REQUEST |
Retype everything in the listing, leaving each line exactly as it is.
──────── THE DATA ────────
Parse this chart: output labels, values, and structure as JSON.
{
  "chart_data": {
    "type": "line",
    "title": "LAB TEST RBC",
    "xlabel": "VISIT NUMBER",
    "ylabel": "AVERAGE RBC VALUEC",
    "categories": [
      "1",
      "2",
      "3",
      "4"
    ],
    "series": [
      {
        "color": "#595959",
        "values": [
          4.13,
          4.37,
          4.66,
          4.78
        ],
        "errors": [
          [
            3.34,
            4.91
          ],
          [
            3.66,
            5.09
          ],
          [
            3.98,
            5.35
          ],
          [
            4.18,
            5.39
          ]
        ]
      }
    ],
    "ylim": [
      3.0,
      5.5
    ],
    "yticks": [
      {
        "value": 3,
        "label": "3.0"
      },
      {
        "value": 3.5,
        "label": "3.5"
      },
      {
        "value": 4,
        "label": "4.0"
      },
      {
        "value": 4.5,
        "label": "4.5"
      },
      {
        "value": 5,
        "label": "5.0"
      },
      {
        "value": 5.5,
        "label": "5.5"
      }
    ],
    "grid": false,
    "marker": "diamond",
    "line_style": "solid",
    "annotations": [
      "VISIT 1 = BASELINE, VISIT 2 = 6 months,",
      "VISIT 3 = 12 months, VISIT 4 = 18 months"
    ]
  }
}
────────
FINISHED ANSWER |
Parse this chart: output labels, values, and structure as JSON.
{
  "chart_data": {
    "type": "line",
    "title": "LAB TEST RBC",
    "xlabel": "VISIT NUMBER",
    "ylabel": "AVERAGE RBC VALUEC",
    "categories": [
      "1",
      "2",
      "3",
      "4"
    ],
    "series": [
      {
        "color": "#595959",
        "values": [
          4.13,
          4.37,
          4.66,
          4.78
        ],
        "errors": [
          [
            3.34,
            4.91
          ],
          [
            3.66,
            5.09
          ],
          [
            3.98,
            5.35
          ],
          [
            4.18,
            5.39
          ]
        ]
      }
    ],
    "ylim": [
      3.0,
      5.5
    ],
    "yticks": [
      {
        "value": 3,
        "label": "3.0"
      },
      {
        "value": 3.5,
        "label": "3.5"
      },
      {
        "value": 4,
        "label": "4.0"
      },
      {
        "value": 4.5,
        "label": "4.5"
      },
      {
        "value": 5,
        "label": "5.0"
      },
      {
        "value": 5.5,
        "label": "5.5"
      }
    ],
    "grid": false,
    "marker": "diamond",
    "line_style": "solid",
    "annotations": [
      "VISIT 1 = BASELINE, VISIT 2 = 6 months,",
      "VISIT 3 = 12 months, VISIT 4 = 18 months"
    ]
  }
}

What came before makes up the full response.